SHORT TASK: Quote the records that follow in full and exactly; leave out the pictures.

ROWS:
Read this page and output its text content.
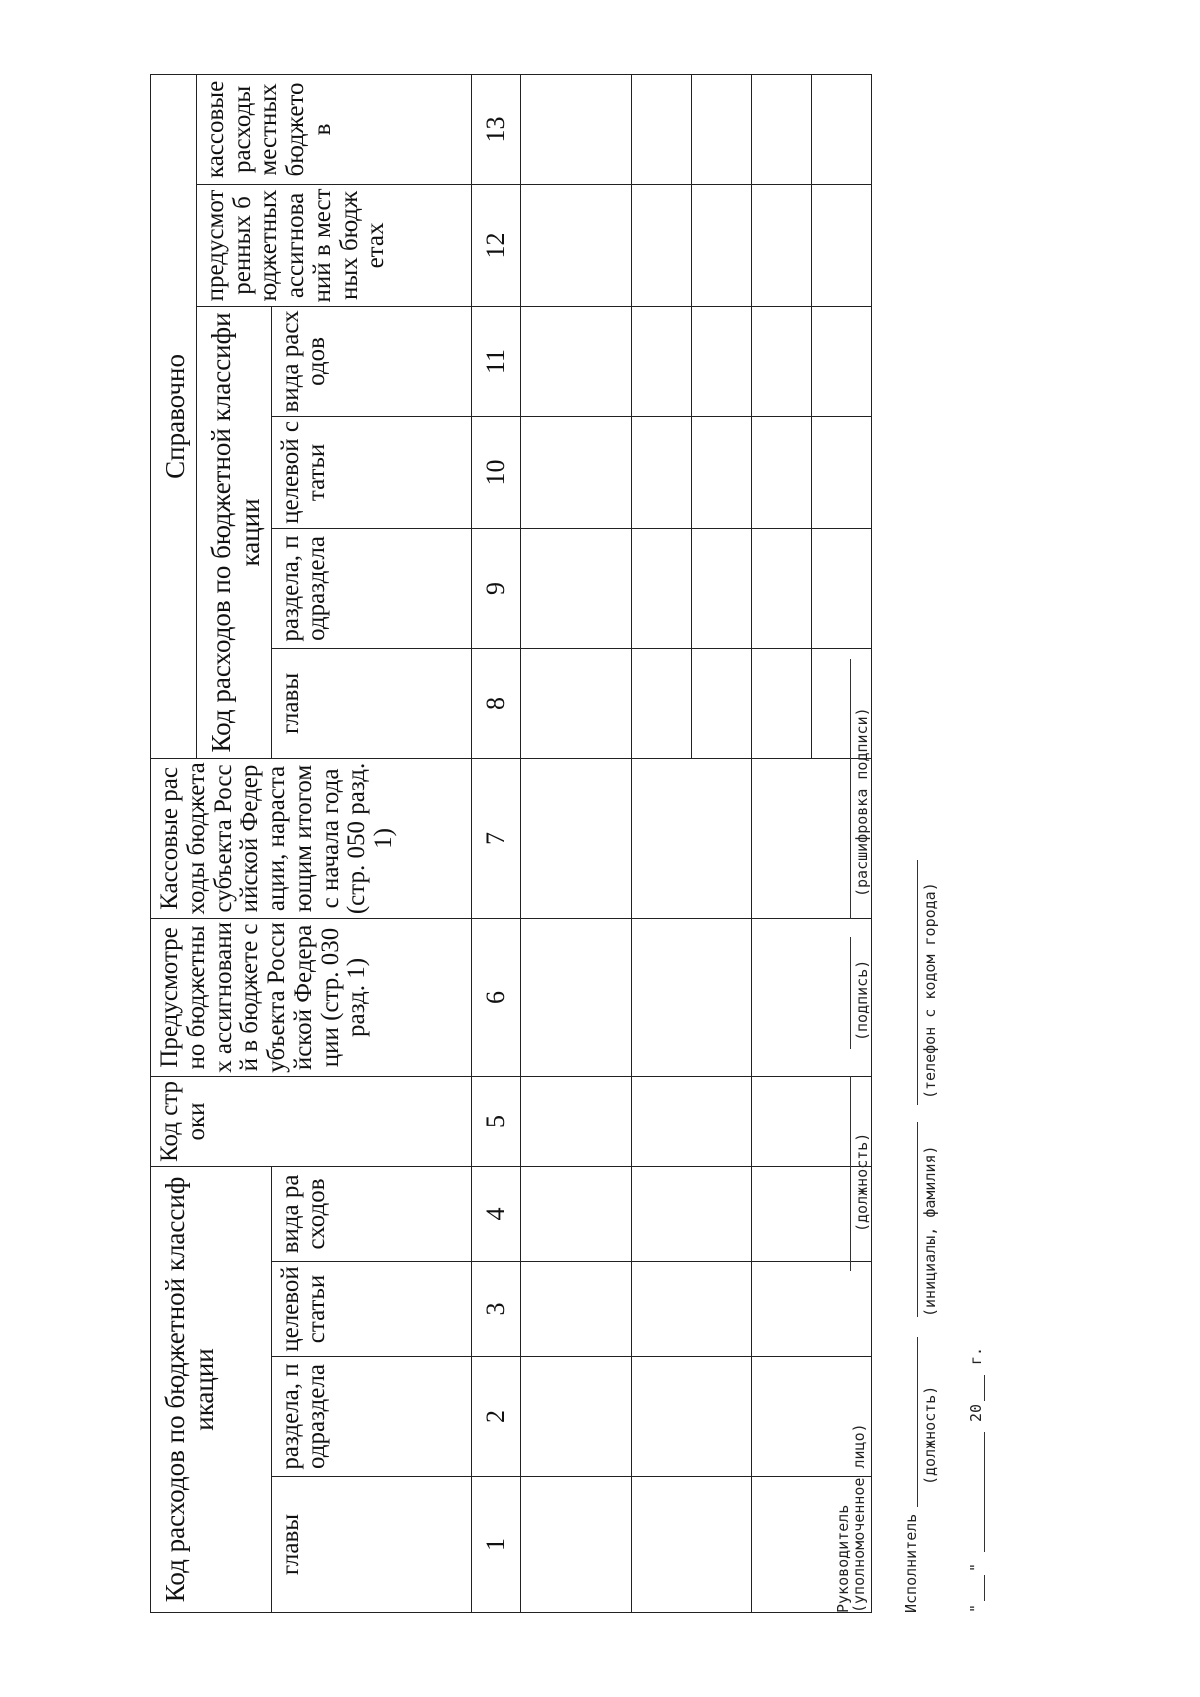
Код расходов по бюджетной классификации				Код строки	Предусмотрено бюджетных ассигнований в бюджете субъекта Российской Федерации (стр. 030 разд. 1)	Кассовые расходы бюджета субъекта Российской Федерации, нарастающим итогом с начала года (стр. 050 разд. 1)	Справочно					
							Код расходов по бюджетной классификации				предусмотренных бюджетных ассигнований в местных бюджетах	кассовые расходы местных бюджетов
главы	раздела, подраздела	целевой статьи	вида расходов				главы	раздела, подраздела	целевой статьи	вида расходов		
1	2	3	4	5	6	7	8	9	10	11	12	13

Руководитель
(уполномоченное лицо)
(должность)
(подпись)
(расшифровка подписи)
Исполнитель
(должность)
(инициалы, фамилия)
(телефон с кодом города)
"
"
20
г.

REPLY TO THE EXERCISE:
Read this page and output its text content.
Код расходов по бюджетной классификации				Код строки	Предусмотрено бюджетных ассигнований в бюджете субъекта Российской Федерации (стр. 030 разд. 1)	Кассовые расходы бюджета субъекта Российской Федерации, нарастающим итогом с начала года (стр. 050 разд. 1)	Справочно					
							Код расходов по бюджетной классификации				предусмотренных бюджетных ассигнований в местных бюджетах	кассовые расходы местных бюджетов
главы	раздела, подраздела	целевой статьи	вида расходов				главы	раздела, подраздела	целевой статьи	вида расходов		
1	2	3	4	5	6	7	8	9	10	11	12	13

Руководитель
(уполномоченное лицо)
(должность)
(подпись)
(расшифровка подписи)
Исполнитель
(должность)
(инициалы, фамилия)
(телефон с кодом города)
"
"
20
г.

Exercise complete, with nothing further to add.